Task goal:
Search the data for the string "Joint" and extract every line where it appears.

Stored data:
* * * *
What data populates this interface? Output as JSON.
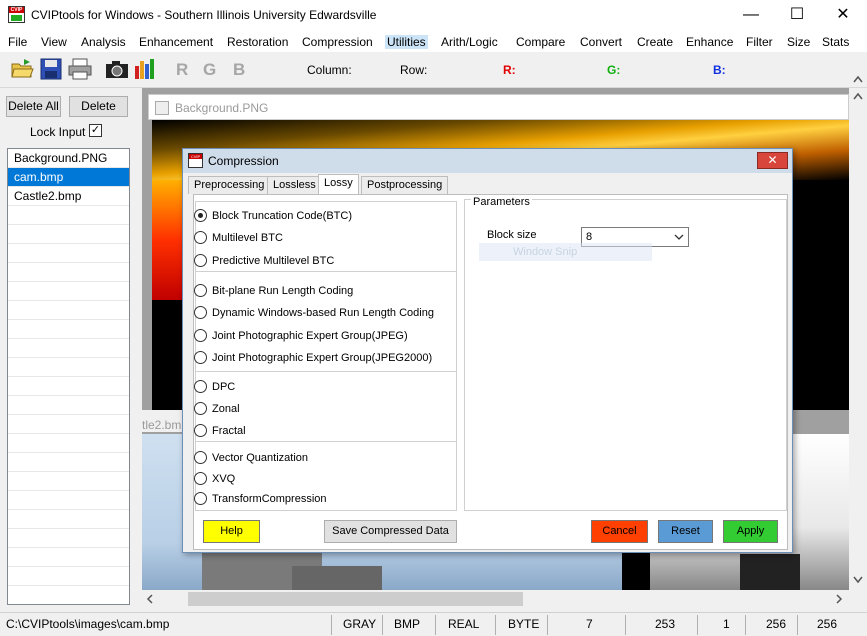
{
  "window": {
    "title": "CVIPtools for Windows - Southern Illinois University Edwardsville",
    "app_icon_text": "CVIP",
    "minimize_glyph": "—",
    "maximize_glyph": "☐",
    "close_glyph": "✕"
  },
  "menu": [
    "File",
    "View",
    "Analysis",
    "Enhancement",
    "Restoration",
    "Compression",
    "Utilities",
    "Arith/Logic",
    "Compare",
    "Convert",
    "Create",
    "Enhance",
    "Filter",
    "Size",
    "Stats"
  ],
  "menu_active": "Utilities",
  "toolbar": {
    "icons": [
      "open-folder-icon",
      "save-icon",
      "print-icon",
      "camera-icon",
      "histogram-icon"
    ],
    "rgb": [
      "R",
      "G",
      "B"
    ],
    "column_label": "Column:",
    "row_label": "Row:",
    "r_label": "R:",
    "g_label": "G:",
    "b_label": "B:",
    "colors": {
      "r": "#e00000",
      "g": "#10b010",
      "b": "#1030e0"
    }
  },
  "left_panel": {
    "delete_all": "Delete All",
    "delete": "Delete",
    "lock_input": "Lock Input",
    "lock_checked": true,
    "images": [
      "Background.PNG",
      "cam.bmp",
      "Castle2.bmp"
    ],
    "selected": "cam.bmp"
  },
  "mdi": {
    "background_window_title": "Background.PNG",
    "castle_window_title_fragment": "tle2.bmp",
    "ghost_text": "Window Snip"
  },
  "dialog": {
    "title": "Compression",
    "icon_text": "CVIP",
    "close_glyph": "✕",
    "tabs": [
      "Preprocessing",
      "Lossless",
      "Lossy",
      "Postprocessing"
    ],
    "active_tab": "Lossy",
    "options": [
      {
        "label": "Block Truncation Code(BTC)",
        "checked": true
      },
      {
        "label": "Multilevel BTC",
        "checked": false
      },
      {
        "label": "Predictive Multilevel BTC",
        "checked": false
      },
      {
        "label": "Bit-plane Run Length Coding",
        "checked": false
      },
      {
        "label": "Dynamic Windows-based Run Length Coding",
        "checked": false
      },
      {
        "label": "Joint Photographic Expert Group(JPEG)",
        "checked": false
      },
      {
        "label": "Joint Photographic Expert Group(JPEG2000)",
        "checked": false
      },
      {
        "label": "DPC",
        "checked": false
      },
      {
        "label": "Zonal",
        "checked": false
      },
      {
        "label": "Fractal",
        "checked": false
      },
      {
        "label": "Vector Quantization",
        "checked": false
      },
      {
        "label": "XVQ",
        "checked": false
      },
      {
        "label": "TransformCompression",
        "checked": false
      }
    ],
    "parameters": {
      "legend": "Parameters",
      "block_size_label": "Block size",
      "block_size_value": "8"
    },
    "buttons": {
      "help": "Help",
      "save": "Save Compressed Data",
      "cancel": "Cancel",
      "reset": "Reset",
      "apply": "Apply"
    },
    "button_colors": {
      "help": "#ffff00",
      "cancel": "#ff4000",
      "reset": "#5b9bd5",
      "apply": "#33cc33"
    }
  },
  "status": {
    "path": "C:\\CVIPtools\\images\\cam.bmp",
    "color_space": "GRAY",
    "format": "BMP",
    "data_format": "REAL",
    "data_type": "BYTE",
    "bands": "7",
    "value": "253",
    "bands2": "1",
    "width": "256",
    "height": "256"
  }
}
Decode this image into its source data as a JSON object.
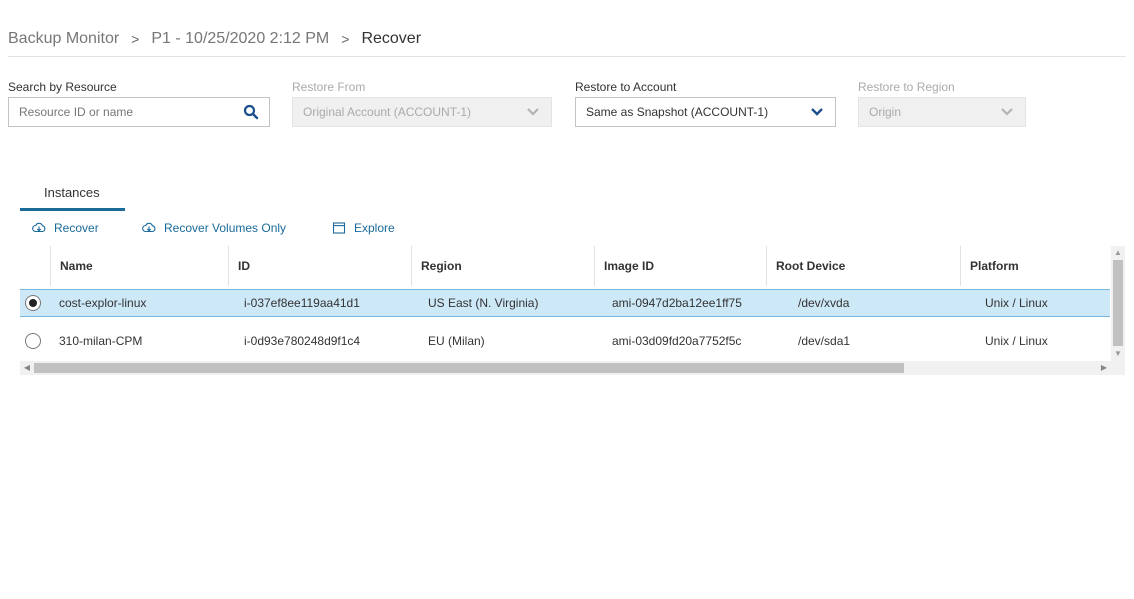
* * * *
Answer to this exercise:
        "label": "Joint Photographic Expert Group(JPEG)",
        "label": "Joint Photographic Expert Group(JPEG2000)",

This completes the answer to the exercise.